→ What is required
Print the entries below word for word; the pictures stay out of your copy.

(Data items)
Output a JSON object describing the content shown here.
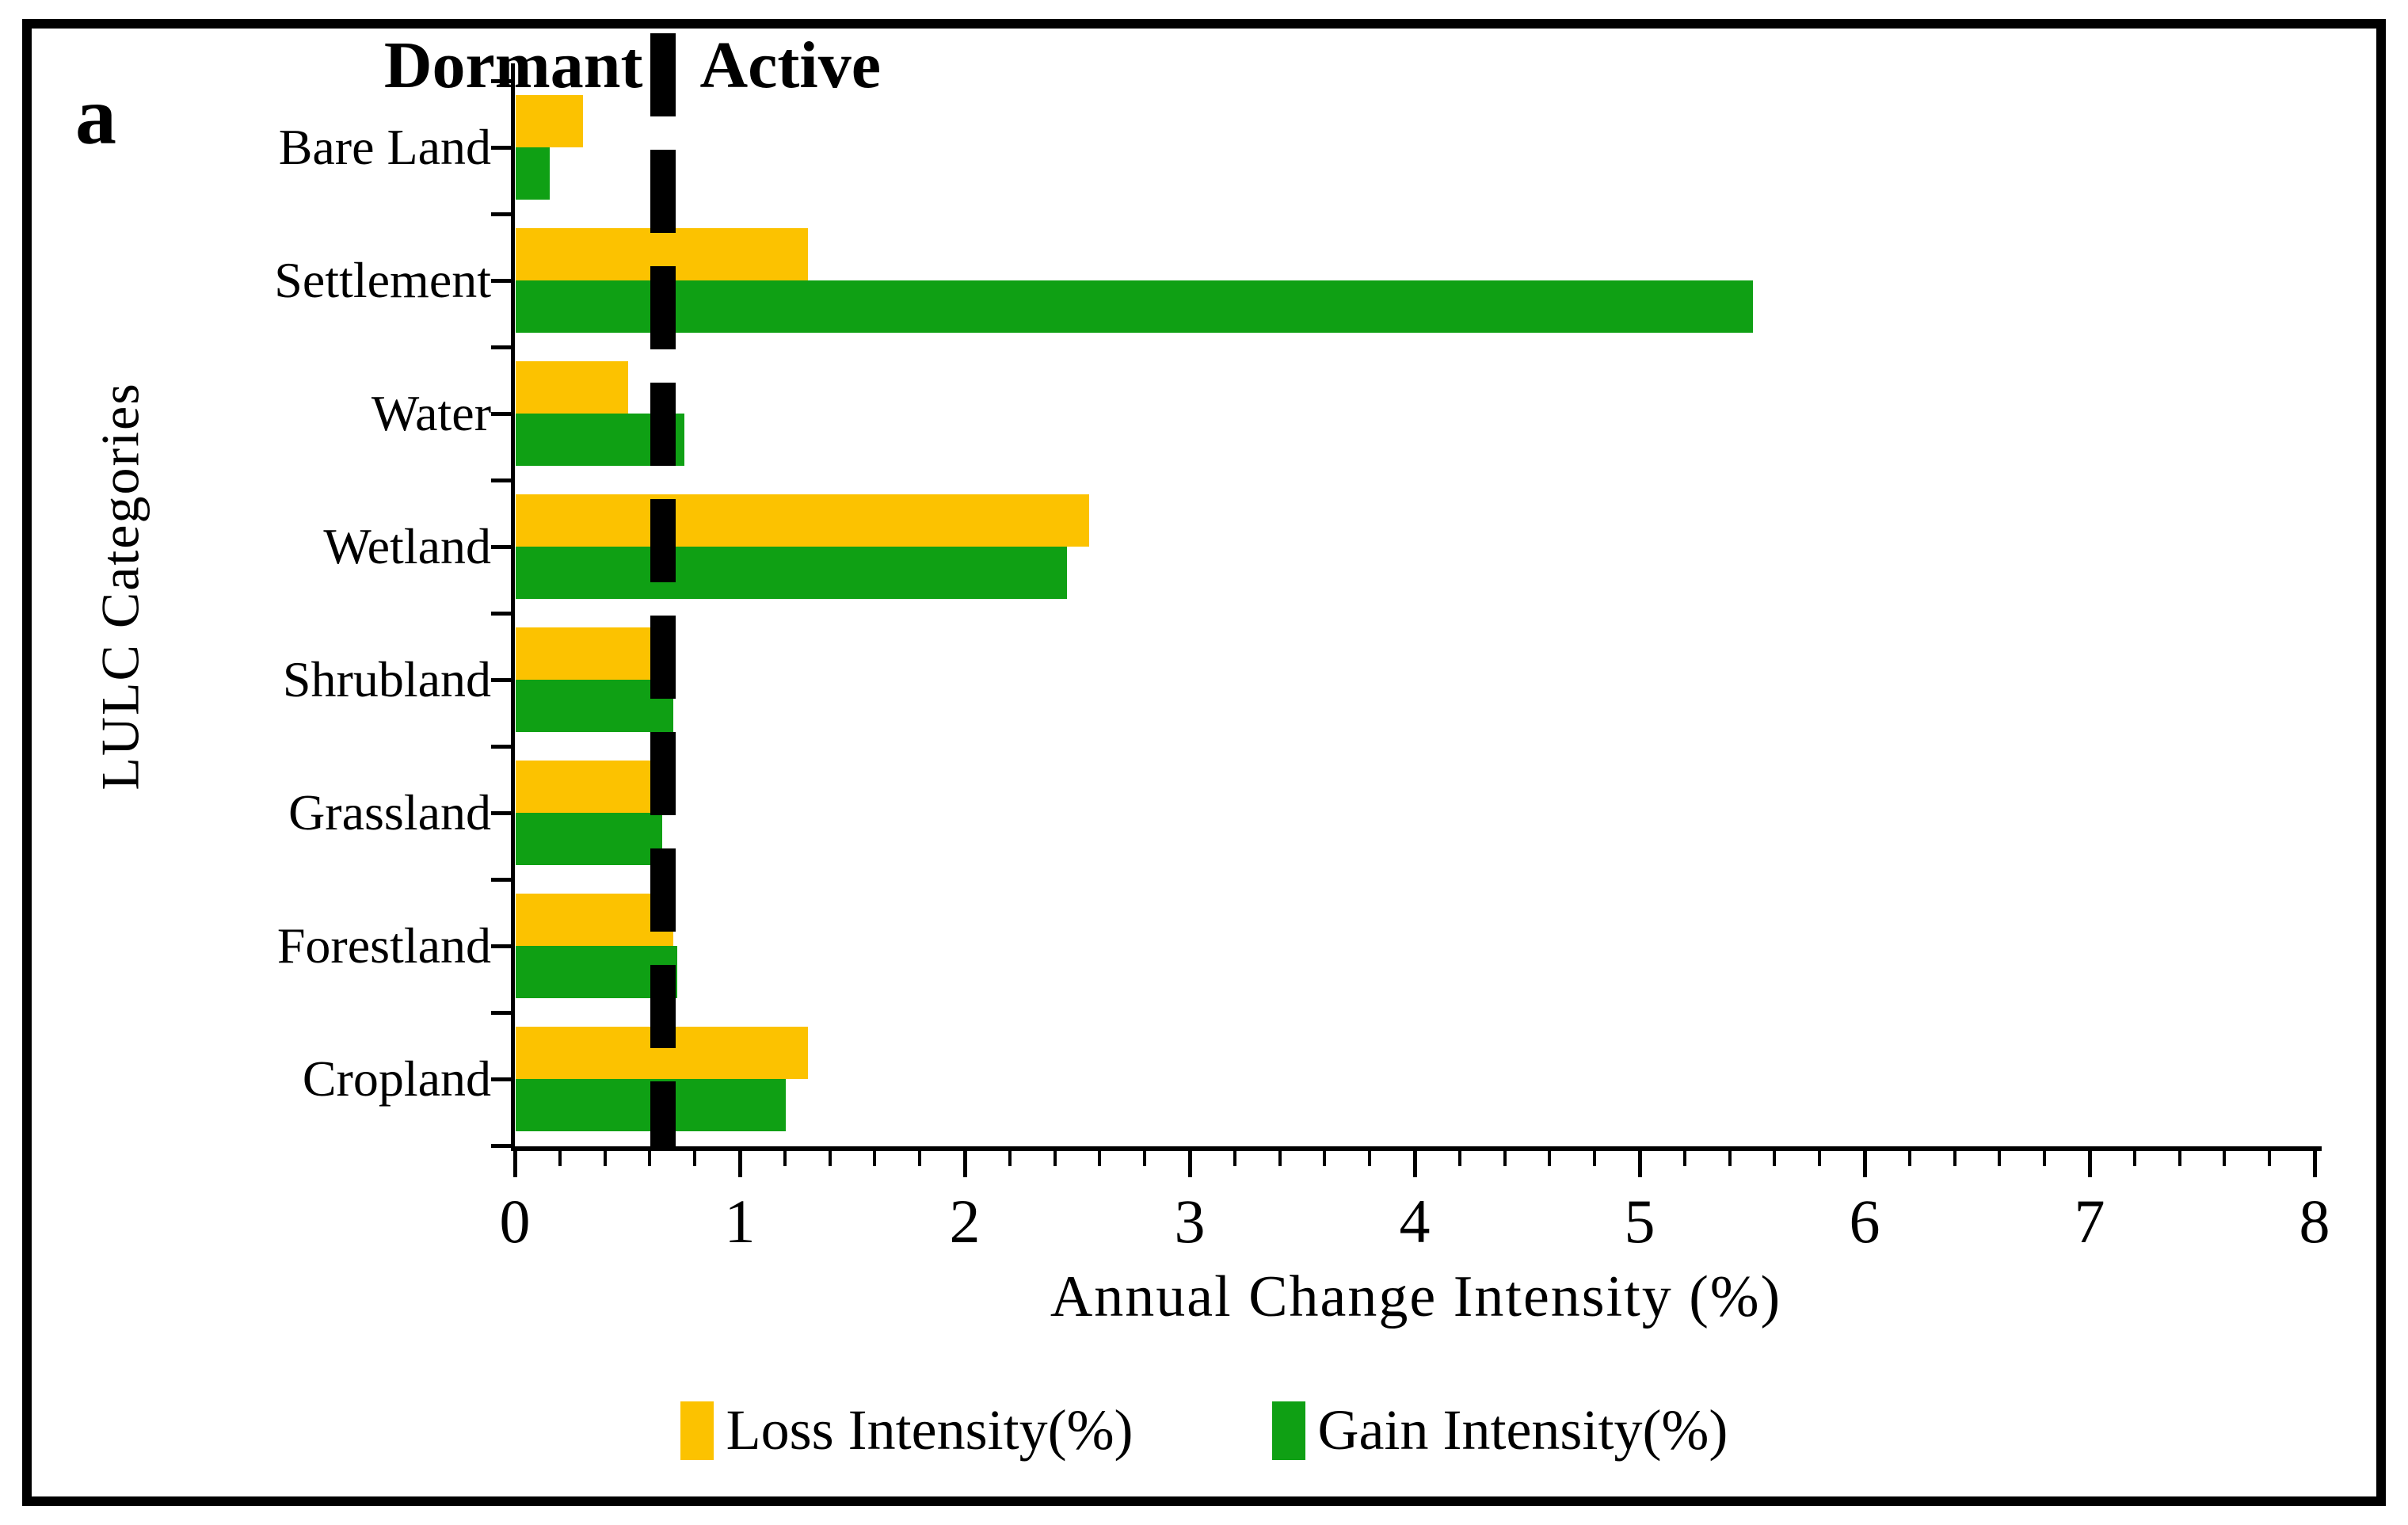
{
  "panel_label": "a",
  "chart_data": {
    "type": "bar",
    "orientation": "horizontal",
    "title": "",
    "xlabel": "Annual Change Intensity (%)",
    "ylabel": "LULC Categories",
    "categories": [
      "Bare Land",
      "Settlement",
      "Water",
      "Wetland",
      "Shrubland",
      "Grassland",
      "Forestland",
      "Cropland"
    ],
    "series": [
      {
        "name": "Loss Intensity(%)",
        "color": "#FCC200",
        "values": [
          0.3,
          1.3,
          0.5,
          2.55,
          0.6,
          0.6,
          0.7,
          1.3
        ]
      },
      {
        "name": "Gain Intensity(%)",
        "color": "#0FA014",
        "values": [
          0.15,
          5.5,
          0.75,
          2.45,
          0.7,
          0.65,
          0.72,
          1.2
        ]
      }
    ],
    "xlim": [
      0,
      8
    ],
    "x_ticks": [
      0,
      1,
      2,
      3,
      4,
      5,
      6,
      7,
      8
    ],
    "x_minor_step": 0.2,
    "grid": false,
    "legend_position": "bottom",
    "reference_line": {
      "value": 0.66,
      "style": "dashed",
      "color": "#000000",
      "label_left": "Dormant",
      "label_right": "Active"
    }
  }
}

→ Task answer
Output a JSON object describing the content shown here.
{
  "panel_label": "a",
  "chart_data": {
    "type": "bar",
    "orientation": "horizontal",
    "title": "",
    "xlabel": "Annual Change Intensity (%)",
    "ylabel": "LULC Categories",
    "categories": [
      "Bare Land",
      "Settlement",
      "Water",
      "Wetland",
      "Shrubland",
      "Grassland",
      "Forestland",
      "Cropland"
    ],
    "series": [
      {
        "name": "Loss Intensity(%)",
        "color": "#FCC200",
        "values": [
          0.3,
          1.3,
          0.5,
          2.55,
          0.6,
          0.6,
          0.7,
          1.3
        ]
      },
      {
        "name": "Gain Intensity(%)",
        "color": "#0FA014",
        "values": [
          0.15,
          5.5,
          0.75,
          2.45,
          0.7,
          0.65,
          0.72,
          1.2
        ]
      }
    ],
    "xlim": [
      0,
      8
    ],
    "x_ticks": [
      0,
      1,
      2,
      3,
      4,
      5,
      6,
      7,
      8
    ],
    "x_minor_step": 0.2,
    "grid": false,
    "legend_position": "bottom",
    "reference_line": {
      "value": 0.66,
      "style": "dashed",
      "color": "#000000",
      "label_left": "Dormant",
      "label_right": "Active"
    }
  }
}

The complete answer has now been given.